■ **Written problem**
Copy every line of the records below word for word, keeping their order.

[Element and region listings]
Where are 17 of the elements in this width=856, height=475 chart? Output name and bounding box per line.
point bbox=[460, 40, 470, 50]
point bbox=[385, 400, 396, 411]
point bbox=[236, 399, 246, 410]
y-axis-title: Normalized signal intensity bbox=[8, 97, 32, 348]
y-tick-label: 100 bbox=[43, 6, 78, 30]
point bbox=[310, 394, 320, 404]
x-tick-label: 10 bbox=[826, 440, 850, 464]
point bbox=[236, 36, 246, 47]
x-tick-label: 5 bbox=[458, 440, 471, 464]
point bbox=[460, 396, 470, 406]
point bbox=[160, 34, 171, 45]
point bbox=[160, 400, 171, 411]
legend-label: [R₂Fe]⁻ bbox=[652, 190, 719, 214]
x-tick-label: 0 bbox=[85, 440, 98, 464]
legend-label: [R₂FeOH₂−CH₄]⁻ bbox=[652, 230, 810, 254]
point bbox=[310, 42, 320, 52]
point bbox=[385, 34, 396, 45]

■ **Output of the exercise**
Where are 17 of the elements in this width=856, height=475 chart? Output name and bounding box per line.
point bbox=[460, 40, 470, 50]
point bbox=[385, 400, 396, 411]
point bbox=[236, 399, 246, 410]
y-axis-title: Normalized signal intensity bbox=[8, 97, 32, 348]
y-tick-label: 100 bbox=[43, 6, 78, 30]
point bbox=[310, 394, 320, 404]
x-tick-label: 10 bbox=[826, 440, 850, 464]
point bbox=[236, 36, 246, 47]
x-tick-label: 5 bbox=[458, 440, 471, 464]
point bbox=[460, 396, 470, 406]
point bbox=[160, 34, 171, 45]
point bbox=[160, 400, 171, 411]
legend-label: [R₂Fe]⁻ bbox=[652, 190, 719, 214]
x-tick-label: 0 bbox=[85, 440, 98, 464]
legend-label: [R₂FeOH₂−CH₄]⁻ bbox=[652, 230, 810, 254]
point bbox=[310, 42, 320, 52]
point bbox=[385, 34, 396, 45]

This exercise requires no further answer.